## Stated goal
Set down the material below word for word, excluding the pictures.
═════ Entries provided ═════
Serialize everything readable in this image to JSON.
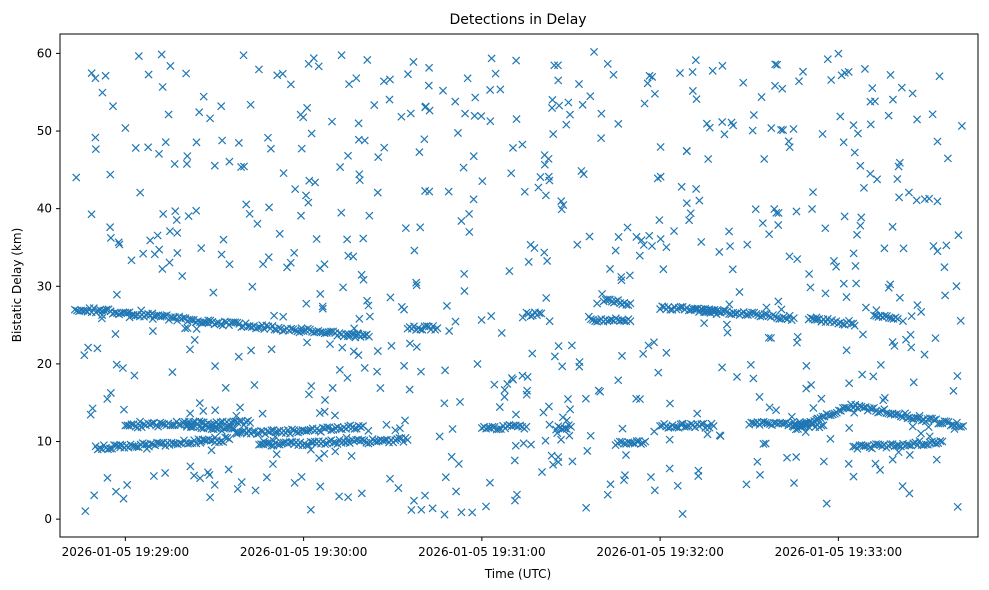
{
  "chart_data": {
    "type": "scatter",
    "title": "Detections in Delay",
    "xlabel": "Time (UTC)",
    "ylabel": "Bistatic Delay (km)",
    "marker": "x",
    "color": "#1f77b4",
    "grid": false,
    "xlim": [
      "2026-01-05 19:28:38",
      "2026-01-05 19:33:47"
    ],
    "ylim": [
      -2.3,
      62.5
    ],
    "xticks": [
      "2026-01-05 19:29:00",
      "2026-01-05 19:30:00",
      "2026-01-05 19:31:00",
      "2026-01-05 19:32:00",
      "2026-01-05 19:33:00"
    ],
    "yticks": [
      0,
      10,
      20,
      30,
      40,
      50,
      60
    ],
    "x_start": "2026-01-05 19:28:43",
    "x_end": "2026-01-05 19:33:42",
    "tracks": [
      {
        "x": [
          "2026-01-05 19:28:43",
          "2026-01-05 19:29:00",
          "2026-01-05 19:29:30",
          "2026-01-05 19:30:00",
          "2026-01-05 19:30:22"
        ],
        "y": [
          27.1,
          26.6,
          25.3,
          24.3,
          23.5
        ]
      },
      {
        "x": [
          "2026-01-05 19:28:50",
          "2026-01-05 19:29:10",
          "2026-01-05 19:29:35"
        ],
        "y": [
          9.2,
          9.6,
          10.3
        ]
      },
      {
        "x": [
          "2026-01-05 19:29:00",
          "2026-01-05 19:29:20",
          "2026-01-05 19:29:42"
        ],
        "y": [
          12.0,
          12.3,
          12.4
        ]
      },
      {
        "x": [
          "2026-01-05 19:29:20",
          "2026-01-05 19:29:45",
          "2026-01-05 19:30:10",
          "2026-01-05 19:30:20"
        ],
        "y": [
          12.2,
          11.1,
          11.6,
          12.0
        ]
      },
      {
        "x": [
          "2026-01-05 19:29:45",
          "2026-01-05 19:30:10",
          "2026-01-05 19:30:35"
        ],
        "y": [
          9.6,
          9.9,
          10.2
        ]
      },
      {
        "x": [
          "2026-01-05 19:30:35",
          "2026-01-05 19:30:45"
        ],
        "y": [
          24.6,
          24.6
        ]
      },
      {
        "x": [
          "2026-01-05 19:31:00",
          "2026-01-05 19:31:15"
        ],
        "y": [
          11.8,
          11.9
        ]
      },
      {
        "x": [
          "2026-01-05 19:31:15",
          "2026-01-05 19:31:20"
        ],
        "y": [
          26.4,
          26.5
        ]
      },
      {
        "x": [
          "2026-01-05 19:31:25",
          "2026-01-05 19:31:30"
        ],
        "y": [
          11.8,
          11.9
        ]
      },
      {
        "x": [
          "2026-01-05 19:31:36",
          "2026-01-05 19:31:50"
        ],
        "y": [
          25.8,
          25.5
        ]
      },
      {
        "x": [
          "2026-01-05 19:31:41",
          "2026-01-05 19:31:50"
        ],
        "y": [
          28.2,
          27.8
        ]
      },
      {
        "x": [
          "2026-01-05 19:31:45",
          "2026-01-05 19:31:55"
        ],
        "y": [
          9.8,
          10.0
        ]
      },
      {
        "x": [
          "2026-01-05 19:32:00",
          "2026-01-05 19:32:20"
        ],
        "y": [
          27.2,
          26.8
        ]
      },
      {
        "x": [
          "2026-01-05 19:32:00",
          "2026-01-05 19:32:18"
        ],
        "y": [
          12.0,
          12.0
        ]
      },
      {
        "x": [
          "2026-01-05 19:32:12",
          "2026-01-05 19:32:45"
        ],
        "y": [
          26.9,
          25.9
        ]
      },
      {
        "x": [
          "2026-01-05 19:32:30",
          "2026-01-05 19:32:55"
        ],
        "y": [
          12.3,
          12.1
        ]
      },
      {
        "x": [
          "2026-01-05 19:32:45",
          "2026-01-05 19:33:05",
          "2026-01-05 19:33:42"
        ],
        "y": [
          11.6,
          14.6,
          12.0
        ]
      },
      {
        "x": [
          "2026-01-05 19:32:50",
          "2026-01-05 19:33:05"
        ],
        "y": [
          25.8,
          25.2
        ]
      },
      {
        "x": [
          "2026-01-05 19:33:12",
          "2026-01-05 19:33:20"
        ],
        "y": [
          26.2,
          25.8
        ]
      },
      {
        "x": [
          "2026-01-05 19:33:05",
          "2026-01-05 19:33:35"
        ],
        "y": [
          9.2,
          10.0
        ]
      }
    ],
    "scatter_points_count": 700
  }
}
═════
## Completed exercise
Serialize everything readable in this image to JSON.
{
  "chart_data": {
    "type": "scatter",
    "title": "Detections in Delay",
    "xlabel": "Time (UTC)",
    "ylabel": "Bistatic Delay (km)",
    "marker": "x",
    "color": "#1f77b4",
    "grid": false,
    "xlim": [
      "2026-01-05 19:28:38",
      "2026-01-05 19:33:47"
    ],
    "ylim": [
      -2.3,
      62.5
    ],
    "xticks": [
      "2026-01-05 19:29:00",
      "2026-01-05 19:30:00",
      "2026-01-05 19:31:00",
      "2026-01-05 19:32:00",
      "2026-01-05 19:33:00"
    ],
    "yticks": [
      0,
      10,
      20,
      30,
      40,
      50,
      60
    ],
    "x_start": "2026-01-05 19:28:43",
    "x_end": "2026-01-05 19:33:42",
    "tracks": [
      {
        "x": [
          "2026-01-05 19:28:43",
          "2026-01-05 19:29:00",
          "2026-01-05 19:29:30",
          "2026-01-05 19:30:00",
          "2026-01-05 19:30:22"
        ],
        "y": [
          27.1,
          26.6,
          25.3,
          24.3,
          23.5
        ]
      },
      {
        "x": [
          "2026-01-05 19:28:50",
          "2026-01-05 19:29:10",
          "2026-01-05 19:29:35"
        ],
        "y": [
          9.2,
          9.6,
          10.3
        ]
      },
      {
        "x": [
          "2026-01-05 19:29:00",
          "2026-01-05 19:29:20",
          "2026-01-05 19:29:42"
        ],
        "y": [
          12.0,
          12.3,
          12.4
        ]
      },
      {
        "x": [
          "2026-01-05 19:29:20",
          "2026-01-05 19:29:45",
          "2026-01-05 19:30:10",
          "2026-01-05 19:30:20"
        ],
        "y": [
          12.2,
          11.1,
          11.6,
          12.0
        ]
      },
      {
        "x": [
          "2026-01-05 19:29:45",
          "2026-01-05 19:30:10",
          "2026-01-05 19:30:35"
        ],
        "y": [
          9.6,
          9.9,
          10.2
        ]
      },
      {
        "x": [
          "2026-01-05 19:30:35",
          "2026-01-05 19:30:45"
        ],
        "y": [
          24.6,
          24.6
        ]
      },
      {
        "x": [
          "2026-01-05 19:31:00",
          "2026-01-05 19:31:15"
        ],
        "y": [
          11.8,
          11.9
        ]
      },
      {
        "x": [
          "2026-01-05 19:31:15",
          "2026-01-05 19:31:20"
        ],
        "y": [
          26.4,
          26.5
        ]
      },
      {
        "x": [
          "2026-01-05 19:31:25",
          "2026-01-05 19:31:30"
        ],
        "y": [
          11.8,
          11.9
        ]
      },
      {
        "x": [
          "2026-01-05 19:31:36",
          "2026-01-05 19:31:50"
        ],
        "y": [
          25.8,
          25.5
        ]
      },
      {
        "x": [
          "2026-01-05 19:31:41",
          "2026-01-05 19:31:50"
        ],
        "y": [
          28.2,
          27.8
        ]
      },
      {
        "x": [
          "2026-01-05 19:31:45",
          "2026-01-05 19:31:55"
        ],
        "y": [
          9.8,
          10.0
        ]
      },
      {
        "x": [
          "2026-01-05 19:32:00",
          "2026-01-05 19:32:20"
        ],
        "y": [
          27.2,
          26.8
        ]
      },
      {
        "x": [
          "2026-01-05 19:32:00",
          "2026-01-05 19:32:18"
        ],
        "y": [
          12.0,
          12.0
        ]
      },
      {
        "x": [
          "2026-01-05 19:32:12",
          "2026-01-05 19:32:45"
        ],
        "y": [
          26.9,
          25.9
        ]
      },
      {
        "x": [
          "2026-01-05 19:32:30",
          "2026-01-05 19:32:55"
        ],
        "y": [
          12.3,
          12.1
        ]
      },
      {
        "x": [
          "2026-01-05 19:32:45",
          "2026-01-05 19:33:05",
          "2026-01-05 19:33:42"
        ],
        "y": [
          11.6,
          14.6,
          12.0
        ]
      },
      {
        "x": [
          "2026-01-05 19:32:50",
          "2026-01-05 19:33:05"
        ],
        "y": [
          25.8,
          25.2
        ]
      },
      {
        "x": [
          "2026-01-05 19:33:12",
          "2026-01-05 19:33:20"
        ],
        "y": [
          26.2,
          25.8
        ]
      },
      {
        "x": [
          "2026-01-05 19:33:05",
          "2026-01-05 19:33:35"
        ],
        "y": [
          9.2,
          10.0
        ]
      }
    ],
    "scatter_points_count": 700
  }
}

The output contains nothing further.